YOUR TASK
Exactly reproduce each entry, leaving out nothing.

STORED DATA
══════════
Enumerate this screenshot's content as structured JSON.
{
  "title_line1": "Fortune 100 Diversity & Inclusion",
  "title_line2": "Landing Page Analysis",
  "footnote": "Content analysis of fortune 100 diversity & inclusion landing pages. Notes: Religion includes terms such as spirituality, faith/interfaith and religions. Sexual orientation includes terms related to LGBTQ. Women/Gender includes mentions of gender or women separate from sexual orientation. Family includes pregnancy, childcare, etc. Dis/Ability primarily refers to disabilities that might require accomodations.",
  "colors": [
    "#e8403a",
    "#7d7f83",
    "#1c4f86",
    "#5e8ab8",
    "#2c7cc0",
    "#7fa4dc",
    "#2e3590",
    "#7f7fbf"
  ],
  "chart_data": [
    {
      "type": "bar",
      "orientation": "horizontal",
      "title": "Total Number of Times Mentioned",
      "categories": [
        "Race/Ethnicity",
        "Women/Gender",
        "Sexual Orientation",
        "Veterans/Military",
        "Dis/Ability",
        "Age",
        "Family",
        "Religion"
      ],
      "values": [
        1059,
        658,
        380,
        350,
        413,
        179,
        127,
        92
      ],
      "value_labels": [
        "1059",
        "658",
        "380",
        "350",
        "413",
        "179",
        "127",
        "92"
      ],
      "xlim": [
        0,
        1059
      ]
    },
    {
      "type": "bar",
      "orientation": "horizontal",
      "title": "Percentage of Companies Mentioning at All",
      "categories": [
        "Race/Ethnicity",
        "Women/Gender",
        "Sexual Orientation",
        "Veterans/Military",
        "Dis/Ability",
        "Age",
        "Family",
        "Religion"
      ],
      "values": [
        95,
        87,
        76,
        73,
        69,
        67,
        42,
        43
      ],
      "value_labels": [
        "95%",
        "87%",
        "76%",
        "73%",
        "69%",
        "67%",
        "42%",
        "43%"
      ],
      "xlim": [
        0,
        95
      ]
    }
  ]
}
══════════
EXPECTED OUTPUT
Enumerate this screenshot's content as structured JSON.
{
  "title_line1": "Fortune 100 Diversity & Inclusion",
  "title_line2": "Landing Page Analysis",
  "footnote": "Content analysis of fortune 100 diversity & inclusion landing pages. Notes: Religion includes terms such as spirituality, faith/interfaith and religions. Sexual orientation includes terms related to LGBTQ. Women/Gender includes mentions of gender or women separate from sexual orientation. Family includes pregnancy, childcare, etc. Dis/Ability primarily refers to disabilities that might require accomodations.",
  "colors": [
    "#e8403a",
    "#7d7f83",
    "#1c4f86",
    "#5e8ab8",
    "#2c7cc0",
    "#7fa4dc",
    "#2e3590",
    "#7f7fbf"
  ],
  "chart_data": [
    {
      "type": "bar",
      "orientation": "horizontal",
      "title": "Total Number of Times Mentioned",
      "categories": [
        "Race/Ethnicity",
        "Women/Gender",
        "Sexual Orientation",
        "Veterans/Military",
        "Dis/Ability",
        "Age",
        "Family",
        "Religion"
      ],
      "values": [
        1059,
        658,
        380,
        350,
        413,
        179,
        127,
        92
      ],
      "value_labels": [
        "1059",
        "658",
        "380",
        "350",
        "413",
        "179",
        "127",
        "92"
      ],
      "xlim": [
        0,
        1059
      ]
    },
    {
      "type": "bar",
      "orientation": "horizontal",
      "title": "Percentage of Companies Mentioning at All",
      "categories": [
        "Race/Ethnicity",
        "Women/Gender",
        "Sexual Orientation",
        "Veterans/Military",
        "Dis/Ability",
        "Age",
        "Family",
        "Religion"
      ],
      "values": [
        95,
        87,
        76,
        73,
        69,
        67,
        42,
        43
      ],
      "value_labels": [
        "95%",
        "87%",
        "76%",
        "73%",
        "69%",
        "67%",
        "42%",
        "43%"
      ],
      "xlim": [
        0,
        95
      ]
    }
  ]
}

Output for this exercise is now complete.